> **Information given**
>> Begin
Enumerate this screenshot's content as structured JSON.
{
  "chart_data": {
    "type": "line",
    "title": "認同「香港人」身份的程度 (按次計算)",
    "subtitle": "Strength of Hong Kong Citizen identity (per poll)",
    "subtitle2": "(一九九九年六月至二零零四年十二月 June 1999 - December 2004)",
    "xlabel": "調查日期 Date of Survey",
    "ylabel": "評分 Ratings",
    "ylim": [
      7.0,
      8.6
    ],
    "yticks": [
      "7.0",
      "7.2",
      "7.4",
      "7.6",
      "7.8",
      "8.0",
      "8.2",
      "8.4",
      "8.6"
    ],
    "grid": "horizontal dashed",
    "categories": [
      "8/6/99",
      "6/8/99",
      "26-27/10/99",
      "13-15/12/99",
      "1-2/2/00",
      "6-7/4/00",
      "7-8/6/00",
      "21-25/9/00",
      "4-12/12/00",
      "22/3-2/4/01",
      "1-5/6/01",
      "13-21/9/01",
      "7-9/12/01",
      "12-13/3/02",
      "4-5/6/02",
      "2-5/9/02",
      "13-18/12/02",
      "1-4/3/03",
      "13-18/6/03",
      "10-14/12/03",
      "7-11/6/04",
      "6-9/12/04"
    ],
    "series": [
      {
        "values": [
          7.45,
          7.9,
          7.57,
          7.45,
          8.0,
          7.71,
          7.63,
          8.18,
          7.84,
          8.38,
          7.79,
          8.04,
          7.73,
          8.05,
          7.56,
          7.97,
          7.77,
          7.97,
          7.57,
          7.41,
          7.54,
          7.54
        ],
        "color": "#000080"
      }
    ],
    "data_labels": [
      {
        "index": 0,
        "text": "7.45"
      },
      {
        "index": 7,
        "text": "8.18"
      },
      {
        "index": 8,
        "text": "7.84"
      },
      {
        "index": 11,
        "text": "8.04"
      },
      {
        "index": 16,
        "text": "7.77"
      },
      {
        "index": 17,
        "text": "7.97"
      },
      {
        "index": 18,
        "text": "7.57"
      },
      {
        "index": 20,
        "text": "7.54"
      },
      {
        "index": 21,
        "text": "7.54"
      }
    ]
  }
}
>> End
>> Begin
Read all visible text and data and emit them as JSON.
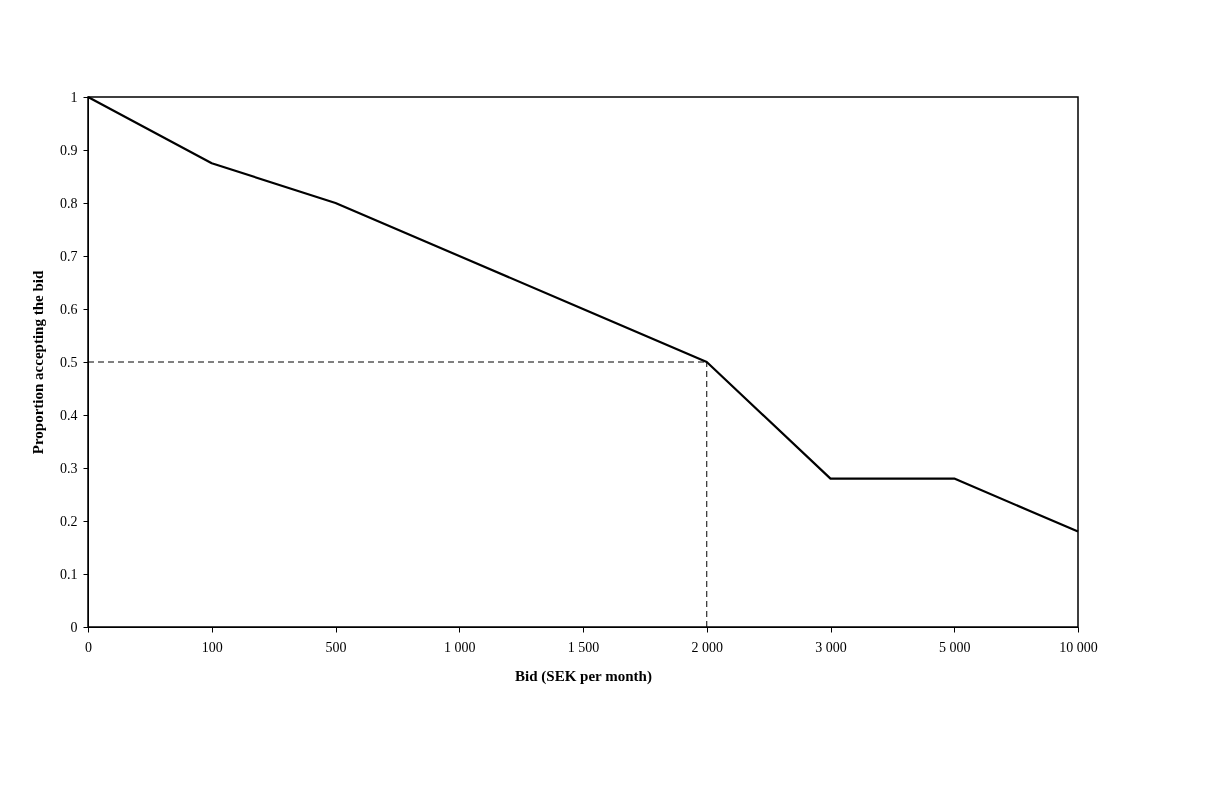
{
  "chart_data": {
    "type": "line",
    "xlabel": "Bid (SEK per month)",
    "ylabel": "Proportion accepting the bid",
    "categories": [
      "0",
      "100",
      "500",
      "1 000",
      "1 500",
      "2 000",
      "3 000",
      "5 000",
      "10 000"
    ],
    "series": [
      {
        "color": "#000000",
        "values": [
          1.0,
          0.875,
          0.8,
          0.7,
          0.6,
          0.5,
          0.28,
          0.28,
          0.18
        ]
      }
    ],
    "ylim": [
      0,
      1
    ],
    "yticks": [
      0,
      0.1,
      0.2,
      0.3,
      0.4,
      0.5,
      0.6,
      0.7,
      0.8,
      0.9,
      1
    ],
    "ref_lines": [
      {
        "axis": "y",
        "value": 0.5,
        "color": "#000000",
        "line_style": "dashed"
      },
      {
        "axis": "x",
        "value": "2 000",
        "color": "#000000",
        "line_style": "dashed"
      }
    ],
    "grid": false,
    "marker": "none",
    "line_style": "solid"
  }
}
>> End
> **What the task asks**
Copy all lines from the listing that contain "index".

> **Full answer**
        "index": 0,
        "index": 7,
        "index": 8,
        "index": 11,
        "index": 16,
        "index": 17,
        "index": 18,
        "index": 20,
        "index": 21,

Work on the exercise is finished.